> **INSTRUCTION**
Return the lines of the material exactly as they are, from the line with "bar xyxy=(340,460,549,488)" to the line with "value-label: 8 xyxy=(412,757,420,774)", and only those lines.

> **SUPPLIED RECORDS**

○ ○ ○ ○ ○ ○ ○

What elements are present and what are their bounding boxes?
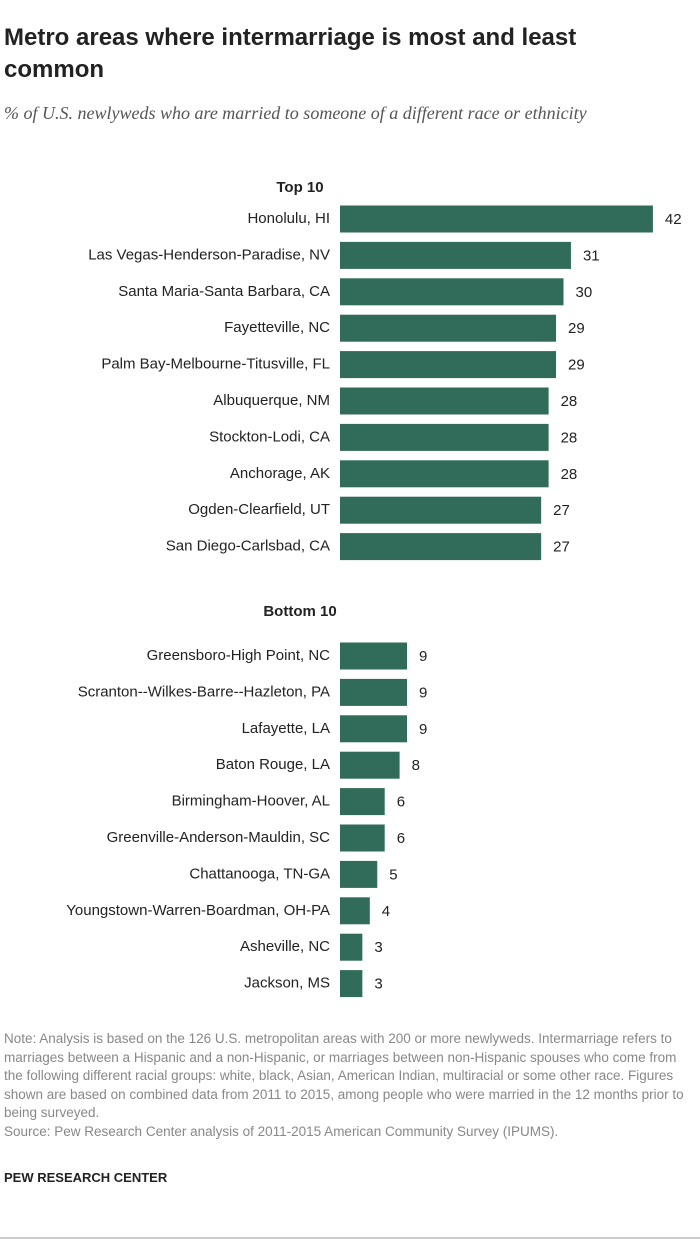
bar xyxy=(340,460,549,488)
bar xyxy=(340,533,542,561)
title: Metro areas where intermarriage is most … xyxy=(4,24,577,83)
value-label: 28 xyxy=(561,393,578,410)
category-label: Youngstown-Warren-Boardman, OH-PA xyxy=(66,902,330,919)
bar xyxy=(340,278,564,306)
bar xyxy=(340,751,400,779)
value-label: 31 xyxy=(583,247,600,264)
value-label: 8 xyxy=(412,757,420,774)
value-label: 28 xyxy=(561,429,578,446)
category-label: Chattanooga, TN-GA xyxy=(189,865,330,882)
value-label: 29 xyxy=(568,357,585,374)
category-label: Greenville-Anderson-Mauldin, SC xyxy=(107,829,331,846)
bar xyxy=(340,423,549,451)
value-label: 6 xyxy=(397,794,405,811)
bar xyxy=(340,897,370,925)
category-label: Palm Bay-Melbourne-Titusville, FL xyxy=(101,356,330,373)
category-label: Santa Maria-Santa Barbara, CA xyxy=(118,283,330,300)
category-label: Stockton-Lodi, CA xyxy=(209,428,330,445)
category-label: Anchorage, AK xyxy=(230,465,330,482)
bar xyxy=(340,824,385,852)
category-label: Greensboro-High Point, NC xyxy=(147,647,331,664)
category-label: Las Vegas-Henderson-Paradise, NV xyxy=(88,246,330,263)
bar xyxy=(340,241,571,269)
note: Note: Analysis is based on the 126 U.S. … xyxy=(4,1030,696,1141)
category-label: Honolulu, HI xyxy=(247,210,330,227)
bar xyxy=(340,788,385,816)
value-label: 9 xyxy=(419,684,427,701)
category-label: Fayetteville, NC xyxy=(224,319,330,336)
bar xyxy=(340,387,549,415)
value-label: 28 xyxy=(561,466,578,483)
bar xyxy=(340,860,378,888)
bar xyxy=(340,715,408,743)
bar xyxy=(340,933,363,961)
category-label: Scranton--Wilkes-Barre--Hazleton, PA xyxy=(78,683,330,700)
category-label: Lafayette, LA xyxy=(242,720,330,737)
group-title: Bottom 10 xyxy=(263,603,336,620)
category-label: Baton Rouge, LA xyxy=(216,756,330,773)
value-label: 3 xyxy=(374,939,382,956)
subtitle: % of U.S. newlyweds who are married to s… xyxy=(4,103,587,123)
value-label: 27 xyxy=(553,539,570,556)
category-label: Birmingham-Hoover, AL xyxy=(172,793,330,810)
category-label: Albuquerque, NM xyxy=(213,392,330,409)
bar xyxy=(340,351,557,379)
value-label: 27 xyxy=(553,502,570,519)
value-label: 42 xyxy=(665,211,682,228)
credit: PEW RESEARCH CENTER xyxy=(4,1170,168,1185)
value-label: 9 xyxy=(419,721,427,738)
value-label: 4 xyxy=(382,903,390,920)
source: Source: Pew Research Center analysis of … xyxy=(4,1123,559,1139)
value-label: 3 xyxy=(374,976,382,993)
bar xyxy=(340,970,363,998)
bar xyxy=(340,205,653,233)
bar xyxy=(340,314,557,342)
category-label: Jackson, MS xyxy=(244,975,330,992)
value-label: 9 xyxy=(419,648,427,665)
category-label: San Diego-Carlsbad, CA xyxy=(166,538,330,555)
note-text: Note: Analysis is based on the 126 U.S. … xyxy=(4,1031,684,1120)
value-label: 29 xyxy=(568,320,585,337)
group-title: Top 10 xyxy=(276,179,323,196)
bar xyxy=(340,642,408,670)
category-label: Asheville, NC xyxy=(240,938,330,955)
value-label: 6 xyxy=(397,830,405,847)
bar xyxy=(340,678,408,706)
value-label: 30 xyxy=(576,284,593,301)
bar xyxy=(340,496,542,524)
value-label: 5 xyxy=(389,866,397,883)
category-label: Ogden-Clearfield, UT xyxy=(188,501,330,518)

○ ○ ○ ○ ○ ○ ○

> **EXERCISE RESPONSE**
bar xyxy=(340,460,549,488)
bar xyxy=(340,533,542,561)
title: Metro areas where intermarriage is most … xyxy=(4,24,577,83)
value-label: 28 xyxy=(561,393,578,410)
category-label: Youngstown-Warren-Boardman, OH-PA xyxy=(66,902,330,919)
bar xyxy=(340,278,564,306)
bar xyxy=(340,751,400,779)
value-label: 31 xyxy=(583,247,600,264)
value-label: 8 xyxy=(412,757,420,774)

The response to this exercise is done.